### [Reading passage]
In message , brian mitchell
writes
A friend who's fairly knowledgeable about food thinks the beans that
Heinz use in their baked beans are cannelloni (sp?) beans. Can anyone
confirm, or definitely state otherwise?


I think you mean Canellini Beans ?


No doubt.

I thought that Heinz BB used Haricot beans, but I'm not sure there is
really any great difference. Canellini Beans are small creamy/white
beans and Haricot are small creamy/white beans.... I guess both are just
different varieties of French Beans - though Canellini are 'Italian'
beans.


If it's so, can they be grown in the UK, and where would one get
seeds/plantable beans?



French Beans are easily grown in the UK. Any seed suppliers will have a
variety of them. Just choose a variety that gives the required type of
bean - Lots are dwarf beans - which are low growing and don't require
supports. We prefer to grow climbing ones - they need support, but get
much better yields per area. We've grown the variety Blue Lake has small
white Haricot type beans.

### [Exercises to complete]
1. Reproduce the part of the bean discussion that begins at the words "I thought that" and stops after "seeds/plantable beans?".
2. Answer these questions from the bean discussion.
(a) Which beans does the friend think Heinz uses in its baked beans?
(b) What advantage do climbing beans have over dwarf beans, according to the last writer?
(c) Which variety has the last writer grown?

(Bounding box rows)
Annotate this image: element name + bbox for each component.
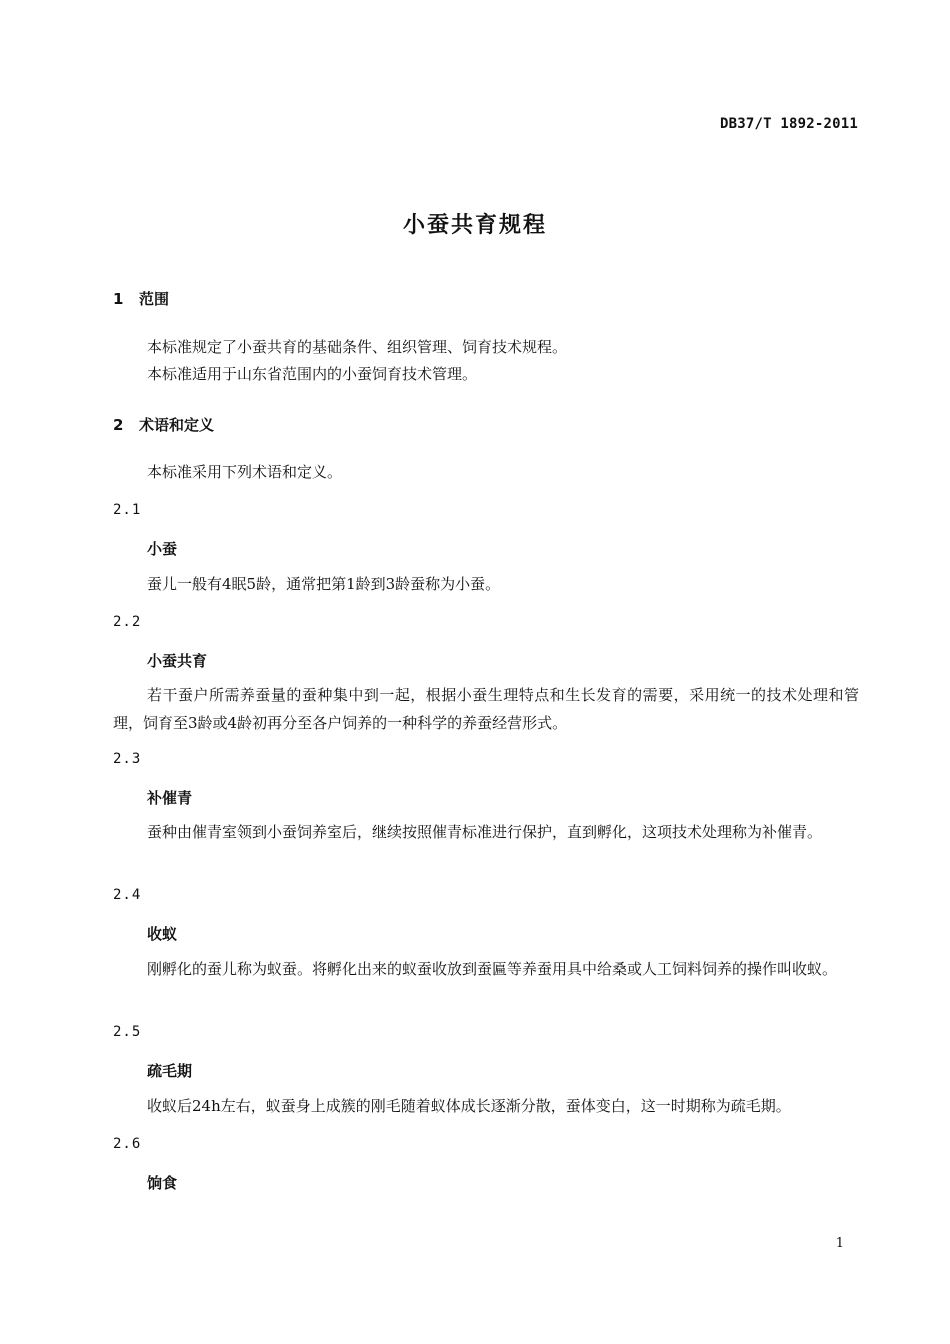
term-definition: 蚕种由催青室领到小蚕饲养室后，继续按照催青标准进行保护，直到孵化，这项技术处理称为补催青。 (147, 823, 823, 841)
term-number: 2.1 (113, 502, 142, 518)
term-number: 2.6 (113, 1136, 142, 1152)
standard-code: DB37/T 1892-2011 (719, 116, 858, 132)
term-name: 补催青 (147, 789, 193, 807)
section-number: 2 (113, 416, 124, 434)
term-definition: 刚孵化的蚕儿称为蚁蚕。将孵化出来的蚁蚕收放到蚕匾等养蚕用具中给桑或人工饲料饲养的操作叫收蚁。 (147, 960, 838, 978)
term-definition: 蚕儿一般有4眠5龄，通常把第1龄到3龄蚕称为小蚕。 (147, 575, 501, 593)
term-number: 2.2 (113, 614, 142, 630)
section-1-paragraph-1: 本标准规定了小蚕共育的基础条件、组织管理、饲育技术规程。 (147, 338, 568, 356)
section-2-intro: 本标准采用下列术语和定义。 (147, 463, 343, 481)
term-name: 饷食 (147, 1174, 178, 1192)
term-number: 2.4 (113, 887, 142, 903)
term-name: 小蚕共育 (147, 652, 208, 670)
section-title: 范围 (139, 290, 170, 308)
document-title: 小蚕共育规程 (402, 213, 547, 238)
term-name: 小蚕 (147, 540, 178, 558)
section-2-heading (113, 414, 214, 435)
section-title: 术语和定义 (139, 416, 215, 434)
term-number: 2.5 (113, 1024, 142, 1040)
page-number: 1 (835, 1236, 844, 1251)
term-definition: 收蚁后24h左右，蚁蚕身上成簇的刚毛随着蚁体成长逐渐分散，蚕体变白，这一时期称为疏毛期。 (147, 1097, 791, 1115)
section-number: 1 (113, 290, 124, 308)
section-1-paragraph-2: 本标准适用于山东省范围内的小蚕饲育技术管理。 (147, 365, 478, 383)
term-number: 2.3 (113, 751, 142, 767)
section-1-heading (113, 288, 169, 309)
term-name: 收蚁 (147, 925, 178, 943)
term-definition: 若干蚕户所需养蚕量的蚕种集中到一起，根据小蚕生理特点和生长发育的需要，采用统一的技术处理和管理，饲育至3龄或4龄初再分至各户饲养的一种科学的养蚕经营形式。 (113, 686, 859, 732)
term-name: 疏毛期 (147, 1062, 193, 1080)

### [Outputs for the tasks]
1.
I thought that Heinz BB used Haricot beans, but I'm not sure there is
really any great difference. Canellini Beans are small creamy/white
beans and Haricot are small creamy/white beans.... I guess both are just
different varieties of French Beans - though Canellini are 'Italian'
beans.


If it's so, can they be grown in the UK, and where would one get
seeds/plantable beans?

2.
(a) Cannelloni beans.
(b) They give much better yields per area.
(c) Blue Lake.